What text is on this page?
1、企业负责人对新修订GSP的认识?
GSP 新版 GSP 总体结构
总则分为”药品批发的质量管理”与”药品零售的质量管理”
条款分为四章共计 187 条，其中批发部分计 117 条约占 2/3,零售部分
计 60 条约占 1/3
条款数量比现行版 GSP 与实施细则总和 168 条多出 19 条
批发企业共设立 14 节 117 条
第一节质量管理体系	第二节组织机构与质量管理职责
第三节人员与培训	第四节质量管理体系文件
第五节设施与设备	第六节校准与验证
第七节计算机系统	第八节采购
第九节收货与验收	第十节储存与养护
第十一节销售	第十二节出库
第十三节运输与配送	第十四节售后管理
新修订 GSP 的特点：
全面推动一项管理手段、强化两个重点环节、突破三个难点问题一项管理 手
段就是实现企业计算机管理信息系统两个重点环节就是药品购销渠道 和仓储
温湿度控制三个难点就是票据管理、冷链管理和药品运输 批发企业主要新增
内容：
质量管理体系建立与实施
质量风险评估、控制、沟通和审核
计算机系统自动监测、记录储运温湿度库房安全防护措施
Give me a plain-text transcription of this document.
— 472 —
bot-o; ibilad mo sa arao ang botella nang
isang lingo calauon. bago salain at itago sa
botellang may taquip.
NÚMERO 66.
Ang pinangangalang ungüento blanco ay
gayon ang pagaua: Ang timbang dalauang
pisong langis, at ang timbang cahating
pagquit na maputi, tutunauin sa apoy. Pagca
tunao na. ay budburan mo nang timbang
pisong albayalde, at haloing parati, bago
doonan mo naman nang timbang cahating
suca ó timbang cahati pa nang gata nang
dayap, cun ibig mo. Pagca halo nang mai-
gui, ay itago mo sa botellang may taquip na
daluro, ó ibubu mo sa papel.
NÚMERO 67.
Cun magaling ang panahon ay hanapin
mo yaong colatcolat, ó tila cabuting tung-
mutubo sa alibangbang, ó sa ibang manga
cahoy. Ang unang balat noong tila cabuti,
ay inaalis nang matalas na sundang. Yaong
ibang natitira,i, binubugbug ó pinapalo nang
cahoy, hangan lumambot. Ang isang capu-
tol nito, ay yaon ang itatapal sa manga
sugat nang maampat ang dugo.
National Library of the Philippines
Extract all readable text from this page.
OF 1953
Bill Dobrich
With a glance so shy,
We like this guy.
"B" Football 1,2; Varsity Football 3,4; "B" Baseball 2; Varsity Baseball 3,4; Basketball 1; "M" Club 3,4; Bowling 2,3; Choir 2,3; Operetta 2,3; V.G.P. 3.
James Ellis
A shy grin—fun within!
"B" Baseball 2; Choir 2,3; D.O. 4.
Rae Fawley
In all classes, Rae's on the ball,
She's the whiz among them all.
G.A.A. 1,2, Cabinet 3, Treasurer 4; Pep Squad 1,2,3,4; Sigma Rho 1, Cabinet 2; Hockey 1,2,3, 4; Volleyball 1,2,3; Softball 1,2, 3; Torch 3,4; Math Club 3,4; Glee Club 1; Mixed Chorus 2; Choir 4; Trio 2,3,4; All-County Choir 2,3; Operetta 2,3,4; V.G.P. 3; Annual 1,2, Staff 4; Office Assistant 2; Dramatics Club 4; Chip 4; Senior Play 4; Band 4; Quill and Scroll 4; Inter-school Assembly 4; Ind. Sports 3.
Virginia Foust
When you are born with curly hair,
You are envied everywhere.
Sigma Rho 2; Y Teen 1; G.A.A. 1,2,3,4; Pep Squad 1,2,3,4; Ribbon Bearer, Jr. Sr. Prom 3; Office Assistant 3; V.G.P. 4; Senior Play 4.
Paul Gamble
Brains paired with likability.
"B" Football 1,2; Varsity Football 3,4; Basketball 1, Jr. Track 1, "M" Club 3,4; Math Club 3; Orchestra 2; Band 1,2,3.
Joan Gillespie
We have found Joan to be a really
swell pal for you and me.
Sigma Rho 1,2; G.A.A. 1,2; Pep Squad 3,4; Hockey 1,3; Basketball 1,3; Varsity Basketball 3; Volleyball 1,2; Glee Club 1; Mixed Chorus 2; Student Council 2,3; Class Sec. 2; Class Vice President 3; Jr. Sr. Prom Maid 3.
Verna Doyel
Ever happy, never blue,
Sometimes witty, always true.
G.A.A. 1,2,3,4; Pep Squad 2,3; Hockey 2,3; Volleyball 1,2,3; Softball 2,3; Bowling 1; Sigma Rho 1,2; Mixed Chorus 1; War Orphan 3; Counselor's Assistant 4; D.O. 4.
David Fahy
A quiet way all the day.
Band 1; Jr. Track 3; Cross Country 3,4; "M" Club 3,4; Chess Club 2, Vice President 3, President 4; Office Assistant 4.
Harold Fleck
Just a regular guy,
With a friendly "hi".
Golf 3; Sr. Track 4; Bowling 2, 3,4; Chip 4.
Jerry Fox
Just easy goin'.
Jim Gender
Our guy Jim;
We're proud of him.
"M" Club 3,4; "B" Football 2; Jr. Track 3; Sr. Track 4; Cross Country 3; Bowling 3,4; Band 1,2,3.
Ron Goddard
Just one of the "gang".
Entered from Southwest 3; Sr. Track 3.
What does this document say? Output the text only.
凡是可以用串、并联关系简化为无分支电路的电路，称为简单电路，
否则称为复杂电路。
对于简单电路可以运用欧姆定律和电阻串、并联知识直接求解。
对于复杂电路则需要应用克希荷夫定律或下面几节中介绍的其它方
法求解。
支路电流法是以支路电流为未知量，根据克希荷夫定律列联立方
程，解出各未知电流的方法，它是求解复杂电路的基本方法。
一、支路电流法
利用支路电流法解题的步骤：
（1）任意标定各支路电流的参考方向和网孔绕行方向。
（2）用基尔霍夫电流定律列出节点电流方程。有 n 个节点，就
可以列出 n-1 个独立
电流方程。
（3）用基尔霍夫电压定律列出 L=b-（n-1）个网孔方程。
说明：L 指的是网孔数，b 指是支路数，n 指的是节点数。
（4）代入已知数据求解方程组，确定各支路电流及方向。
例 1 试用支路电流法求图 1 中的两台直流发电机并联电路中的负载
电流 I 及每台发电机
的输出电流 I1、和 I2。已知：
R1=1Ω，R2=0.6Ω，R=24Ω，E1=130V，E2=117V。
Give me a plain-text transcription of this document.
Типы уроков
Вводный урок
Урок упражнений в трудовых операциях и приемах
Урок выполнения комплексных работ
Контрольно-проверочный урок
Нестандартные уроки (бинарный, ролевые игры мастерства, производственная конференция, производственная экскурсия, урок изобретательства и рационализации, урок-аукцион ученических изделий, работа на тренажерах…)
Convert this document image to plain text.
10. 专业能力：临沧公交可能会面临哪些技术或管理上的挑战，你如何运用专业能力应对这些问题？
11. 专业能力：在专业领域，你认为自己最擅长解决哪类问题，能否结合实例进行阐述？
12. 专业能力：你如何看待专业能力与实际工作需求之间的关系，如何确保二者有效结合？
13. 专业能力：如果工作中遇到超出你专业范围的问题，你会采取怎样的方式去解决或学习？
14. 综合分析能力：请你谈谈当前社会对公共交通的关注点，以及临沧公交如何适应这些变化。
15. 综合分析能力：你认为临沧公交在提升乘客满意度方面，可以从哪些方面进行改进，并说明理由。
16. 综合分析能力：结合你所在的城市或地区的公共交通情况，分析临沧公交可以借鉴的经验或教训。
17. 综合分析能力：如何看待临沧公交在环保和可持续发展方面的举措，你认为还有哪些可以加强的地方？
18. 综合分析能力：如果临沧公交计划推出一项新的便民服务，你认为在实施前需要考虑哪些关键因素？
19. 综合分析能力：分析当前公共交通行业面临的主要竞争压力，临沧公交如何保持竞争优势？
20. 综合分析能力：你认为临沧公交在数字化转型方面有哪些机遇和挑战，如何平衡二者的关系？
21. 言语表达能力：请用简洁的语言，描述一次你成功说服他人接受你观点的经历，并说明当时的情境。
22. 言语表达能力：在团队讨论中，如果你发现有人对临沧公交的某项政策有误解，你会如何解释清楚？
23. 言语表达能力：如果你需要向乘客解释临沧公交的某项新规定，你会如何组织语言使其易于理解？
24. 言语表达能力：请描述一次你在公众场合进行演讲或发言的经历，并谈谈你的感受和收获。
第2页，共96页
= = =
Task statement >> Select every line of the material above holding the word "Prom" and copy it.

Result >>
Sigma Rho 2; Y Teen 1; G.A.A. 1,2,3,4; Pep Squad 1,2,3,4; Ribbon Bearer, Jr. Sr. Prom 3; Office Assistant 3; V.G.P. 4; Senior Play 4.
Sigma Rho 1,2; G.A.A. 1,2; Pep Squad 3,4; Hockey 1,3; Basketball 1,3; Varsity Basketball 3; Volleyball 1,2; Glee Club 1; Mixed Chorus 2; Student Council 2,3; Class Sec. 2; Class Vice President 3; Jr. Sr. Prom Maid 3.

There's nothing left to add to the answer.